Figure record listings:
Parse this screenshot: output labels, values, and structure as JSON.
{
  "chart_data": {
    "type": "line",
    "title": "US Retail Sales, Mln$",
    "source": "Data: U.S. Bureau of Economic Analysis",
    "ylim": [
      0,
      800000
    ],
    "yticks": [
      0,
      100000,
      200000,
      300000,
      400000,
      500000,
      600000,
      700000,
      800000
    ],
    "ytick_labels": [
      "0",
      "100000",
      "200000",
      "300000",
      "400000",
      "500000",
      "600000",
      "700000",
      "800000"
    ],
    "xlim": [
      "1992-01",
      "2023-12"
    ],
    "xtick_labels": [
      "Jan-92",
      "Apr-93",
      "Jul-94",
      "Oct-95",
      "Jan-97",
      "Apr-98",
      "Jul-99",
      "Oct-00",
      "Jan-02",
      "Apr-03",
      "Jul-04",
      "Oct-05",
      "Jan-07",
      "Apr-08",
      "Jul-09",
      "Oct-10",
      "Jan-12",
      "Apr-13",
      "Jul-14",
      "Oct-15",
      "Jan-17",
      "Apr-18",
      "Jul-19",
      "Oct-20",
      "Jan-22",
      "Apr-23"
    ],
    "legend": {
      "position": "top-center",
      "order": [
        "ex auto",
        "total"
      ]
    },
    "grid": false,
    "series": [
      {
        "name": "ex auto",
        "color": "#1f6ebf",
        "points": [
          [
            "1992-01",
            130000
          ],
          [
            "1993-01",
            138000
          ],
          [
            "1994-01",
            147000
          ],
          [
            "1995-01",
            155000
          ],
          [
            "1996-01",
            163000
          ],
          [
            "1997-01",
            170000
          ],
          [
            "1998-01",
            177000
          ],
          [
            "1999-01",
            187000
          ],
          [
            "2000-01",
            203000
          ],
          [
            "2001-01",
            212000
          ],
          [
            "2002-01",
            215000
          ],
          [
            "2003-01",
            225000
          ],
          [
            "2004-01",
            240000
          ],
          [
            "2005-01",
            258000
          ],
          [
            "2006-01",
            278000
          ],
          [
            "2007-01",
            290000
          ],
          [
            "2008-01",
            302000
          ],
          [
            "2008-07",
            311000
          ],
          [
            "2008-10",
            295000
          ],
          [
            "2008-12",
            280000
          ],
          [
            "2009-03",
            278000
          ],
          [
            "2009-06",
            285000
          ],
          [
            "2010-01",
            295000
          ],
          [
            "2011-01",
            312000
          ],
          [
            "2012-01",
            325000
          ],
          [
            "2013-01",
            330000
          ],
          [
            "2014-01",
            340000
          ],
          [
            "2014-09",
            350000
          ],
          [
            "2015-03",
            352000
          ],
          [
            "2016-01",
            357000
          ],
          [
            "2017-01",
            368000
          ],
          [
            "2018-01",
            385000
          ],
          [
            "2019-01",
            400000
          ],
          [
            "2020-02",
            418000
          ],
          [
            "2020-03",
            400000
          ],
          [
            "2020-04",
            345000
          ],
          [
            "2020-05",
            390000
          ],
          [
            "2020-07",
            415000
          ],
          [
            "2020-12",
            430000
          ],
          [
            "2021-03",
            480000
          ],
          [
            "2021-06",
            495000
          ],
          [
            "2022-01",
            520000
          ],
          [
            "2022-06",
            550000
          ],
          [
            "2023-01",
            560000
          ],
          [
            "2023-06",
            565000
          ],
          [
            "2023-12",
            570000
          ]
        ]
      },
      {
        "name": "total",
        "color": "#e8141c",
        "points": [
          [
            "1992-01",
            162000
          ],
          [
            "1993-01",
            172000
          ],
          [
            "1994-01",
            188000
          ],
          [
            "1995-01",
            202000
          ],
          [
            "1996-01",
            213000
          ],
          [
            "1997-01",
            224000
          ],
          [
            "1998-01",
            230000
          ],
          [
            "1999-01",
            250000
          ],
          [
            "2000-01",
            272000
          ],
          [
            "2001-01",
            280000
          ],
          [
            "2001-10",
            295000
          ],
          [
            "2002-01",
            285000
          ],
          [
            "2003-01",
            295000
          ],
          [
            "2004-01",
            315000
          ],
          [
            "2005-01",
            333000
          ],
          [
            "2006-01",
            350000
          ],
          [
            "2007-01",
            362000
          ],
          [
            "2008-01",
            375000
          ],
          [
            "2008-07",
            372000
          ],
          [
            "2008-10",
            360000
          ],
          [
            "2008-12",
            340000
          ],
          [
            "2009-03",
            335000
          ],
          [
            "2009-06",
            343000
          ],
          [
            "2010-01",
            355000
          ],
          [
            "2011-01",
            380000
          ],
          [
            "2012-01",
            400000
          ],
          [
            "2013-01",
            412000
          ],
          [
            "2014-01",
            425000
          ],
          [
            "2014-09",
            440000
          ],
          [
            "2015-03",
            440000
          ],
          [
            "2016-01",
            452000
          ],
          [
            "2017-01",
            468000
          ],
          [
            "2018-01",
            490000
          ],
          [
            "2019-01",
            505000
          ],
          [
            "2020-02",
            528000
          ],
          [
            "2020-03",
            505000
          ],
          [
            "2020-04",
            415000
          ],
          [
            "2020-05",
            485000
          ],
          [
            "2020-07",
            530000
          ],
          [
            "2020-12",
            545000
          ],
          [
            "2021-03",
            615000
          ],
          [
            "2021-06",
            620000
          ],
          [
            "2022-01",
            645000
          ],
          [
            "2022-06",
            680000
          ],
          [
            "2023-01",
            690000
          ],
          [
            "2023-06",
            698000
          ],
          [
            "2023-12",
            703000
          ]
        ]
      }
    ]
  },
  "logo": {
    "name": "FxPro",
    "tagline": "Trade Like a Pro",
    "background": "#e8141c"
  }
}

◆ **Job**:
Retype the data in full and match it exactly.

◆ **Right answer**:
Parse this screenshot: output labels, values, and structure as JSON.
{
  "chart_data": {
    "type": "line",
    "title": "US Retail Sales, Mln$",
    "source": "Data: U.S. Bureau of Economic Analysis",
    "ylim": [
      0,
      800000
    ],
    "yticks": [
      0,
      100000,
      200000,
      300000,
      400000,
      500000,
      600000,
      700000,
      800000
    ],
    "ytick_labels": [
      "0",
      "100000",
      "200000",
      "300000",
      "400000",
      "500000",
      "600000",
      "700000",
      "800000"
    ],
    "xlim": [
      "1992-01",
      "2023-12"
    ],
    "xtick_labels": [
      "Jan-92",
      "Apr-93",
      "Jul-94",
      "Oct-95",
      "Jan-97",
      "Apr-98",
      "Jul-99",
      "Oct-00",
      "Jan-02",
      "Apr-03",
      "Jul-04",
      "Oct-05",
      "Jan-07",
      "Apr-08",
      "Jul-09",
      "Oct-10",
      "Jan-12",
      "Apr-13",
      "Jul-14",
      "Oct-15",
      "Jan-17",
      "Apr-18",
      "Jul-19",
      "Oct-20",
      "Jan-22",
      "Apr-23"
    ],
    "legend": {
      "position": "top-center",
      "order": [
        "ex auto",
        "total"
      ]
    },
    "grid": false,
    "series": [
      {
        "name": "ex auto",
        "color": "#1f6ebf",
        "points": [
          [
            "1992-01",
            130000
          ],
          [
            "1993-01",
            138000
          ],
          [
            "1994-01",
            147000
          ],
          [
            "1995-01",
            155000
          ],
          [
            "1996-01",
            163000
          ],
          [
            "1997-01",
            170000
          ],
          [
            "1998-01",
            177000
          ],
          [
            "1999-01",
            187000
          ],
          [
            "2000-01",
            203000
          ],
          [
            "2001-01",
            212000
          ],
          [
            "2002-01",
            215000
          ],
          [
            "2003-01",
            225000
          ],
          [
            "2004-01",
            240000
          ],
          [
            "2005-01",
            258000
          ],
          [
            "2006-01",
            278000
          ],
          [
            "2007-01",
            290000
          ],
          [
            "2008-01",
            302000
          ],
          [
            "2008-07",
            311000
          ],
          [
            "2008-10",
            295000
          ],
          [
            "2008-12",
            280000
          ],
          [
            "2009-03",
            278000
          ],
          [
            "2009-06",
            285000
          ],
          [
            "2010-01",
            295000
          ],
          [
            "2011-01",
            312000
          ],
          [
            "2012-01",
            325000
          ],
          [
            "2013-01",
            330000
          ],
          [
            "2014-01",
            340000
          ],
          [
            "2014-09",
            350000
          ],
          [
            "2015-03",
            352000
          ],
          [
            "2016-01",
            357000
          ],
          [
            "2017-01",
            368000
          ],
          [
            "2018-01",
            385000
          ],
          [
            "2019-01",
            400000
          ],
          [
            "2020-02",
            418000
          ],
          [
            "2020-03",
            400000
          ],
          [
            "2020-04",
            345000
          ],
          [
            "2020-05",
            390000
          ],
          [
            "2020-07",
            415000
          ],
          [
            "2020-12",
            430000
          ],
          [
            "2021-03",
            480000
          ],
          [
            "2021-06",
            495000
          ],
          [
            "2022-01",
            520000
          ],
          [
            "2022-06",
            550000
          ],
          [
            "2023-01",
            560000
          ],
          [
            "2023-06",
            565000
          ],
          [
            "2023-12",
            570000
          ]
        ]
      },
      {
        "name": "total",
        "color": "#e8141c",
        "points": [
          [
            "1992-01",
            162000
          ],
          [
            "1993-01",
            172000
          ],
          [
            "1994-01",
            188000
          ],
          [
            "1995-01",
            202000
          ],
          [
            "1996-01",
            213000
          ],
          [
            "1997-01",
            224000
          ],
          [
            "1998-01",
            230000
          ],
          [
            "1999-01",
            250000
          ],
          [
            "2000-01",
            272000
          ],
          [
            "2001-01",
            280000
          ],
          [
            "2001-10",
            295000
          ],
          [
            "2002-01",
            285000
          ],
          [
            "2003-01",
            295000
          ],
          [
            "2004-01",
            315000
          ],
          [
            "2005-01",
            333000
          ],
          [
            "2006-01",
            350000
          ],
          [
            "2007-01",
            362000
          ],
          [
            "2008-01",
            375000
          ],
          [
            "2008-07",
            372000
          ],
          [
            "2008-10",
            360000
          ],
          [
            "2008-12",
            340000
          ],
          [
            "2009-03",
            335000
          ],
          [
            "2009-06",
            343000
          ],
          [
            "2010-01",
            355000
          ],
          [
            "2011-01",
            380000
          ],
          [
            "2012-01",
            400000
          ],
          [
            "2013-01",
            412000
          ],
          [
            "2014-01",
            425000
          ],
          [
            "2014-09",
            440000
          ],
          [
            "2015-03",
            440000
          ],
          [
            "2016-01",
            452000
          ],
          [
            "2017-01",
            468000
          ],
          [
            "2018-01",
            490000
          ],
          [
            "2019-01",
            505000
          ],
          [
            "2020-02",
            528000
          ],
          [
            "2020-03",
            505000
          ],
          [
            "2020-04",
            415000
          ],
          [
            "2020-05",
            485000
          ],
          [
            "2020-07",
            530000
          ],
          [
            "2020-12",
            545000
          ],
          [
            "2021-03",
            615000
          ],
          [
            "2021-06",
            620000
          ],
          [
            "2022-01",
            645000
          ],
          [
            "2022-06",
            680000
          ],
          [
            "2023-01",
            690000
          ],
          [
            "2023-06",
            698000
          ],
          [
            "2023-12",
            703000
          ]
        ]
      }
    ]
  },
  "logo": {
    "name": "FxPro",
    "tagline": "Trade Like a Pro",
    "background": "#e8141c"
  }
}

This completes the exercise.